Written exercise -> Pictures do not belong in the copy; quote every entry below exactly.

Dataset content ->
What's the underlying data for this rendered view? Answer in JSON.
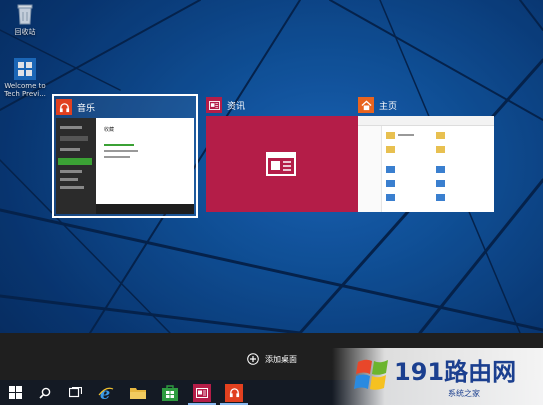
{
  "desktop": {
    "icons": [
      {
        "label": "回收站",
        "icon": "recycle-bin-icon"
      },
      {
        "label": "Welcome to Tech Previ...",
        "icon": "windows-logo-icon"
      }
    ]
  },
  "taskview": {
    "windows": [
      {
        "title": "音乐",
        "app_icon": "headphones-icon",
        "accent": "#e1401f",
        "selected": true
      },
      {
        "title": "资讯",
        "app_icon": "news-icon",
        "accent": "#b41d48",
        "selected": false
      },
      {
        "title": "主页",
        "app_icon": "house-icon",
        "accent": "#e8641f",
        "selected": false
      }
    ],
    "music_preview": {
      "sidebar_items": [
        "",
        "",
        "",
        "",
        "",
        ""
      ],
      "heading": "收藏"
    }
  },
  "desktops_bar": {
    "add_desktop_label": "添加桌面"
  },
  "taskbar": {
    "buttons": [
      {
        "icon": "start-windows-icon"
      },
      {
        "icon": "search-icon"
      },
      {
        "icon": "task-view-icon"
      },
      {
        "icon": "internet-explorer-icon"
      },
      {
        "icon": "file-explorer-icon"
      },
      {
        "icon": "store-icon"
      },
      {
        "icon": "news-app-icon"
      },
      {
        "icon": "music-app-icon"
      }
    ]
  },
  "watermark": {
    "text": "191路由网",
    "sub": "系统之家"
  },
  "colors": {
    "news_red": "#b41d48",
    "music_orange": "#e1401f",
    "desktops_bar": "#1f1f1f",
    "taskbar": "#141a24"
  }
}
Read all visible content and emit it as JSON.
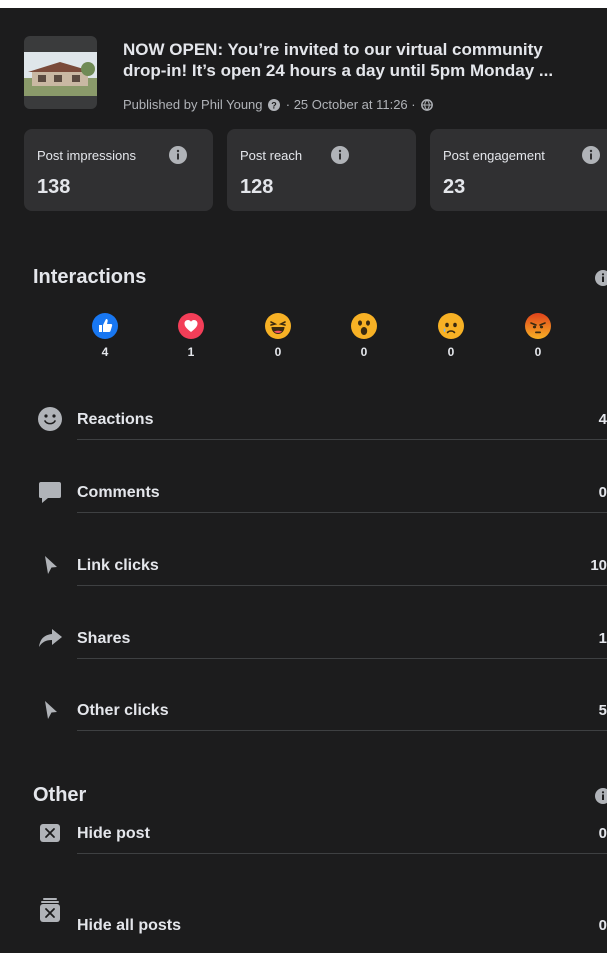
{
  "post": {
    "title_line1": "NOW OPEN: You’re invited to our virtual community",
    "title_line2": "drop-in! It’s open 24 hours a day until 5pm Monday ...",
    "published_by": "Published by Phil Young",
    "date": "· 25 October at 11:26 ·"
  },
  "stats": [
    {
      "label": "Post impressions",
      "value": "138"
    },
    {
      "label": "Post reach",
      "value": "128"
    },
    {
      "label": "Post engagement",
      "value": "23"
    }
  ],
  "interactions": {
    "title": "Interactions",
    "reactions": [
      {
        "icon": "like-icon",
        "count": "4"
      },
      {
        "icon": "love-icon",
        "count": "1"
      },
      {
        "icon": "haha-icon",
        "count": "0"
      },
      {
        "icon": "wow-icon",
        "count": "0"
      },
      {
        "icon": "sad-icon",
        "count": "0"
      },
      {
        "icon": "angry-icon",
        "count": "0"
      }
    ],
    "rows": [
      {
        "icon": "smiley-icon",
        "label": "Reactions",
        "value": "4"
      },
      {
        "icon": "comment-icon",
        "label": "Comments",
        "value": "0"
      },
      {
        "icon": "cursor-icon",
        "label": "Link clicks",
        "value": "10"
      },
      {
        "icon": "share-icon",
        "label": "Shares",
        "value": "1"
      },
      {
        "icon": "cursor-icon",
        "label": "Other clicks",
        "value": "5"
      }
    ]
  },
  "other": {
    "title": "Other",
    "rows": [
      {
        "icon": "hide-icon",
        "label": "Hide post",
        "value": "0"
      },
      {
        "icon": "hide-all-icon",
        "label": "Hide all posts",
        "value": "0"
      }
    ]
  },
  "colors": {
    "background": "#1c1c1d",
    "card": "#303032",
    "like": "#1877f2",
    "love": "#f33e58",
    "emoji_yellow": "#f7b125",
    "angry": "#e9710f"
  }
}
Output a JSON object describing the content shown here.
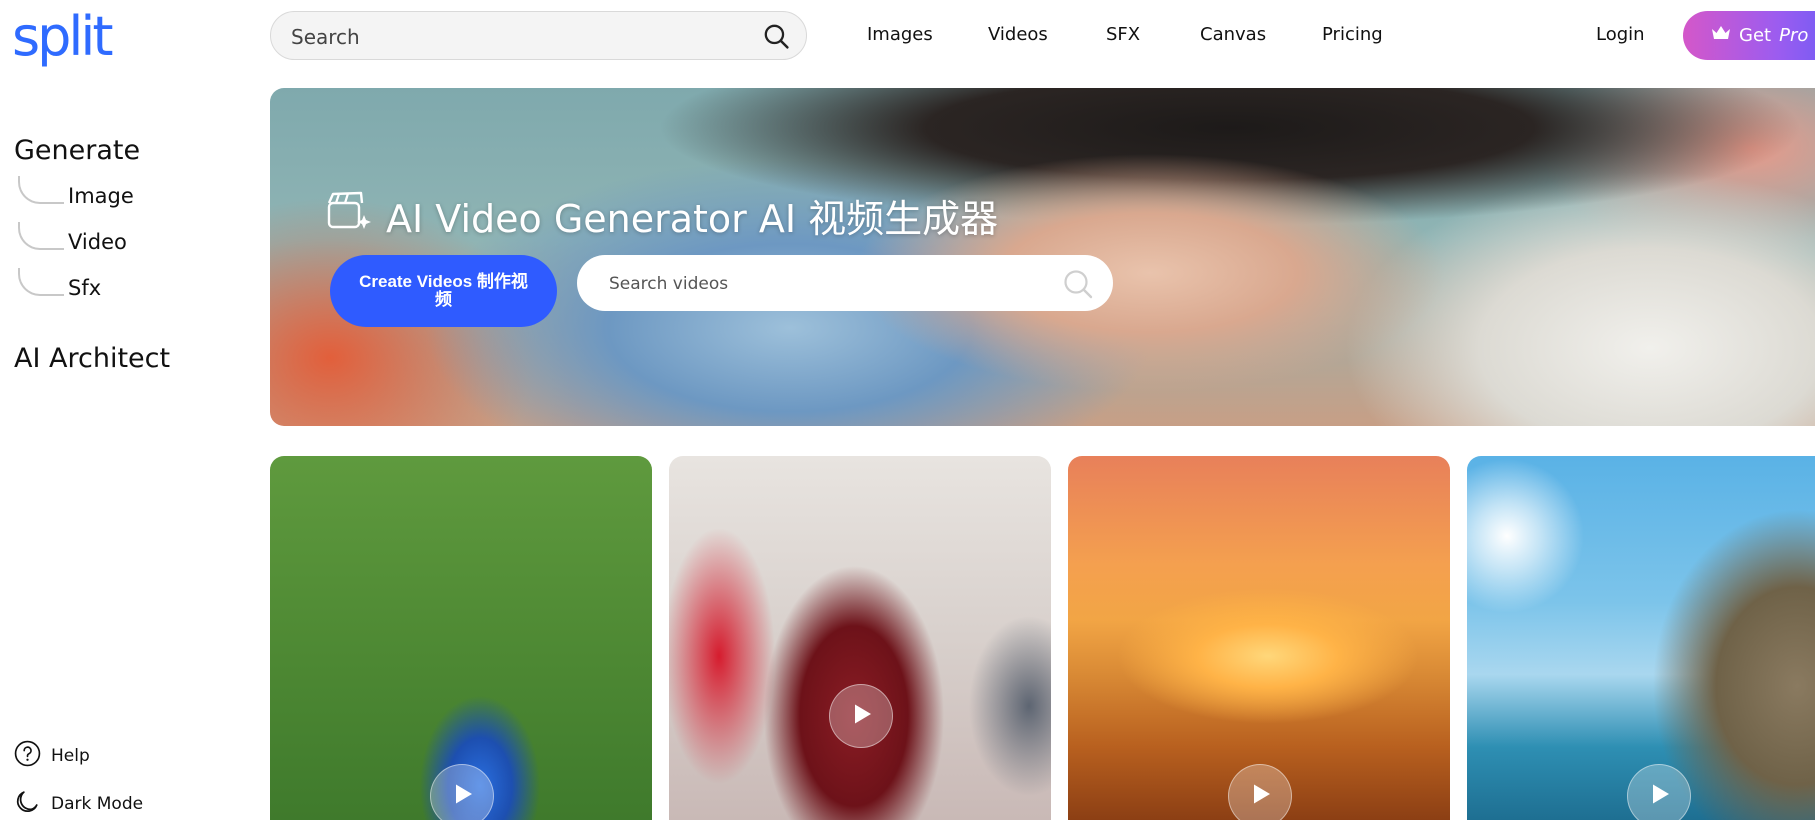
{
  "brand": {
    "logo_text": "split",
    "color": "#2f6bff"
  },
  "sidebar": {
    "generate_title": "Generate",
    "items": [
      {
        "label": "Image"
      },
      {
        "label": "Video"
      },
      {
        "label": "Sfx"
      }
    ],
    "architect_title": "AI Architect",
    "help_label": "Help",
    "darkmode_label": "Dark Mode"
  },
  "header": {
    "search_placeholder": "Search",
    "nav": [
      {
        "label": "Images"
      },
      {
        "label": "Videos"
      },
      {
        "label": "SFX"
      },
      {
        "label": "Canvas"
      },
      {
        "label": "Pricing"
      }
    ],
    "login_label": "Login",
    "getpro": {
      "get": "Get",
      "pro": "Pro"
    }
  },
  "hero": {
    "title": "AI Video Generator  AI 视频生成器",
    "create_button": "Create Videos  制作视频",
    "search_placeholder": "Search videos"
  },
  "icons": {
    "search": "search-icon",
    "clapper": "clapperboard-sparkle-icon",
    "help": "help-circle-icon",
    "moon": "moon-icon",
    "crown": "crown-icon",
    "play": "play-icon"
  },
  "colors": {
    "accent": "#2f5bff",
    "pro_gradient_start": "#d457c9",
    "pro_gradient_end": "#6a5cf5"
  }
}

Solution to the problem ->
What's the underlying data for this rendered view? Answer in JSON.
{
  "desktop": {
    "icons": [
      {
        "label": "回收站",
        "icon": "recycle-bin-icon"
      },
      {
        "label": "Welcome to Tech Previ...",
        "icon": "windows-logo-icon"
      }
    ]
  },
  "taskview": {
    "windows": [
      {
        "title": "音乐",
        "app_icon": "headphones-icon",
        "accent": "#e1401f",
        "selected": true
      },
      {
        "title": "资讯",
        "app_icon": "news-icon",
        "accent": "#b41d48",
        "selected": false
      },
      {
        "title": "主页",
        "app_icon": "house-icon",
        "accent": "#e8641f",
        "selected": false
      }
    ],
    "music_preview": {
      "sidebar_items": [
        "",
        "",
        "",
        "",
        "",
        ""
      ],
      "heading": "收藏"
    }
  },
  "desktops_bar": {
    "add_desktop_label": "添加桌面"
  },
  "taskbar": {
    "buttons": [
      {
        "icon": "start-windows-icon"
      },
      {
        "icon": "search-icon"
      },
      {
        "icon": "task-view-icon"
      },
      {
        "icon": "internet-explorer-icon"
      },
      {
        "icon": "file-explorer-icon"
      },
      {
        "icon": "store-icon"
      },
      {
        "icon": "news-app-icon"
      },
      {
        "icon": "music-app-icon"
      }
    ]
  },
  "watermark": {
    "text": "191路由网",
    "sub": "系统之家"
  },
  "colors": {
    "news_red": "#b41d48",
    "music_orange": "#e1401f",
    "desktops_bar": "#1f1f1f",
    "taskbar": "#141a24"
  }
}
Read all visible content and emit it as JSON.
{
  "post": {
    "title_line1": "NOW OPEN: You’re invited to our virtual community",
    "title_line2": "drop-in! It’s open 24 hours a day until 5pm Monday ...",
    "published_by": "Published by Phil Young",
    "date": "· 25 October at 11:26 ·"
  },
  "stats": [
    {
      "label": "Post impressions",
      "value": "138"
    },
    {
      "label": "Post reach",
      "value": "128"
    },
    {
      "label": "Post engagement",
      "value": "23"
    }
  ],
  "interactions": {
    "title": "Interactions",
    "reactions": [
      {
        "icon": "like-icon",
        "count": "4"
      },
      {
        "icon": "love-icon",
        "count": "1"
      },
      {
        "icon": "haha-icon",
        "count": "0"
      },
      {
        "icon": "wow-icon",
        "count": "0"
      },
      {
        "icon": "sad-icon",
        "count": "0"
      },
      {
        "icon": "angry-icon",
        "count": "0"
      }
    ],
    "rows": [
      {
        "icon": "smiley-icon",
        "label": "Reactions",
        "value": "4"
      },
      {
        "icon": "comment-icon",
        "label": "Comments",
        "value": "0"
      },
      {
        "icon": "cursor-icon",
        "label": "Link clicks",
        "value": "10"
      },
      {
        "icon": "share-icon",
        "label": "Shares",
        "value": "1"
      },
      {
        "icon": "cursor-icon",
        "label": "Other clicks",
        "value": "5"
      }
    ]
  },
  "other": {
    "title": "Other",
    "rows": [
      {
        "icon": "hide-icon",
        "label": "Hide post",
        "value": "0"
      },
      {
        "icon": "hide-all-icon",
        "label": "Hide all posts",
        "value": "0"
      }
    ]
  },
  "colors": {
    "background": "#1c1c1d",
    "card": "#303032",
    "like": "#1877f2",
    "love": "#f33e58",
    "emoji_yellow": "#f7b125",
    "angry": "#e9710f"
  }
}
Output a JSON object describing the content shown here.
{
  "brand": {
    "logo_text": "split",
    "color": "#2f6bff"
  },
  "sidebar": {
    "generate_title": "Generate",
    "items": [
      {
        "label": "Image"
      },
      {
        "label": "Video"
      },
      {
        "label": "Sfx"
      }
    ],
    "architect_title": "AI Architect",
    "help_label": "Help",
    "darkmode_label": "Dark Mode"
  },
  "header": {
    "search_placeholder": "Search",
    "nav": [
      {
        "label": "Images"
      },
      {
        "label": "Videos"
      },
      {
        "label": "SFX"
      },
      {
        "label": "Canvas"
      },
      {
        "label": "Pricing"
      }
    ],
    "login_label": "Login",
    "getpro": {
      "get": "Get",
      "pro": "Pro"
    }
  },
  "hero": {
    "title": "AI Video Generator  AI 视频生成器",
    "create_button": "Create Videos  制作视频",
    "search_placeholder": "Search videos"
  },
  "icons": {
    "search": "search-icon",
    "clapper": "clapperboard-sparkle-icon",
    "help": "help-circle-icon",
    "moon": "moon-icon",
    "crown": "crown-icon",
    "play": "play-icon"
  },
  "colors": {
    "accent": "#2f5bff",
    "pro_gradient_start": "#d457c9",
    "pro_gradient_end": "#6a5cf5"
  }
}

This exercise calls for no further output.